WHAT YOU ARE ASKED TO DO =
List, from the lines below, each one with "MODELS" in it.

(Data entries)
○ ○ ○ ○ ○ ○ ○
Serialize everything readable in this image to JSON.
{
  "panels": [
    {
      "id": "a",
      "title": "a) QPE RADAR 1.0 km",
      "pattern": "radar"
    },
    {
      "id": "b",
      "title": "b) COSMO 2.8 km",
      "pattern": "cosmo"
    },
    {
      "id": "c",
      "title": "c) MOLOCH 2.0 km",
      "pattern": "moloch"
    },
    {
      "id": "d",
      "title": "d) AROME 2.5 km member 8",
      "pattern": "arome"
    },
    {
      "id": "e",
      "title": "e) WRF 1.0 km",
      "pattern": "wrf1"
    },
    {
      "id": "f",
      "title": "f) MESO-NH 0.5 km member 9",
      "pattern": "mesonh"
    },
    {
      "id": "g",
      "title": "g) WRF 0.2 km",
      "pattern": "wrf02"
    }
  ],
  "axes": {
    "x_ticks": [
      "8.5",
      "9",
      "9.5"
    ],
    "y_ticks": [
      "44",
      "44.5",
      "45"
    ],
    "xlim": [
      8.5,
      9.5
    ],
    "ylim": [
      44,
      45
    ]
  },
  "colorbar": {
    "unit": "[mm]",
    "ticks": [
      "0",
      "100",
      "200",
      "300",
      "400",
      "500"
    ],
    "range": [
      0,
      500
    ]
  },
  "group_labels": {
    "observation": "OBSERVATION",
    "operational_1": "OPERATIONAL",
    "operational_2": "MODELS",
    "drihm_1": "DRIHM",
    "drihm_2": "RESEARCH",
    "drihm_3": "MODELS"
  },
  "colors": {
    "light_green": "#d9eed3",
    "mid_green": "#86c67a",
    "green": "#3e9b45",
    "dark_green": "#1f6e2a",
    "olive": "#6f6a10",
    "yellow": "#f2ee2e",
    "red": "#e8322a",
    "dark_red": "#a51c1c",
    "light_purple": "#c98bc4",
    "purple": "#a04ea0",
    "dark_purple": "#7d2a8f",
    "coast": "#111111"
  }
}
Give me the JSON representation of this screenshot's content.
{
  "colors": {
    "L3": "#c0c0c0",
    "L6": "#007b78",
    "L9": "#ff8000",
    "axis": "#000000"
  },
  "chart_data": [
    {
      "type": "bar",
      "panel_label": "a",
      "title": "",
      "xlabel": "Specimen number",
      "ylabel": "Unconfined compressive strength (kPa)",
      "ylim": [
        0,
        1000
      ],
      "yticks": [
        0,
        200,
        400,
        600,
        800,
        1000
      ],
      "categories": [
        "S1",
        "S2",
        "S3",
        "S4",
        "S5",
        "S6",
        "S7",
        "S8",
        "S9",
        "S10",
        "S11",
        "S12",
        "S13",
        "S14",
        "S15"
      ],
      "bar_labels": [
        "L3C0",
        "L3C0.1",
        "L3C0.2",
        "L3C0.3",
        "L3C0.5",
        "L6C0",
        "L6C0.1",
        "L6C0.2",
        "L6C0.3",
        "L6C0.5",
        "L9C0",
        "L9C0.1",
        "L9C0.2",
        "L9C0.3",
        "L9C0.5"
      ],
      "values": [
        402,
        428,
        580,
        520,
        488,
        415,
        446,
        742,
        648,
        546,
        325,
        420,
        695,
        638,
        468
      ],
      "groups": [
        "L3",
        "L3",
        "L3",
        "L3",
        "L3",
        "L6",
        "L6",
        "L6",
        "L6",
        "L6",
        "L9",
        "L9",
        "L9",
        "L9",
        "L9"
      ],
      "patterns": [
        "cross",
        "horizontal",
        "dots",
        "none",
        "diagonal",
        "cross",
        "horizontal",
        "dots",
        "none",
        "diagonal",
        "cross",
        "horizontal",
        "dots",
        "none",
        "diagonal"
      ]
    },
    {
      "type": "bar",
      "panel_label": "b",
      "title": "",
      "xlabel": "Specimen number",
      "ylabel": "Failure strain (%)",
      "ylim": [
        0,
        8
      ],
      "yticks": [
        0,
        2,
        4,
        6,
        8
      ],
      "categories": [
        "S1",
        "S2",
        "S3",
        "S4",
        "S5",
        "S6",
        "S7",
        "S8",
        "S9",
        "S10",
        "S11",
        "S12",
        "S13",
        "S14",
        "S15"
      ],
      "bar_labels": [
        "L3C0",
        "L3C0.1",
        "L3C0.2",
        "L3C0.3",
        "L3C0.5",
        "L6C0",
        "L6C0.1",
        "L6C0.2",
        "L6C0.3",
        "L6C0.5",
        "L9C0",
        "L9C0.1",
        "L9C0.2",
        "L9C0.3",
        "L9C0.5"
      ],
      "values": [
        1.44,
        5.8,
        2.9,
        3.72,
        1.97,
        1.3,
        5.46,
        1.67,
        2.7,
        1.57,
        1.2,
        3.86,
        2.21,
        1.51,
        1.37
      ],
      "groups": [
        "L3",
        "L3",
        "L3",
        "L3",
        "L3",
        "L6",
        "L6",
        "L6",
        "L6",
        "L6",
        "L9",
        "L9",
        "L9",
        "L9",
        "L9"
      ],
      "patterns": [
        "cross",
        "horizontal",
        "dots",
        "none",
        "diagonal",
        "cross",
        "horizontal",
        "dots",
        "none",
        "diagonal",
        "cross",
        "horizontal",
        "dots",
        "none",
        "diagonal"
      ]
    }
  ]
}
○ ○ ○ ○ ○ ○ ○
RESULT =
    "operational_2": "MODELS",
    "drihm_3": "MODELS"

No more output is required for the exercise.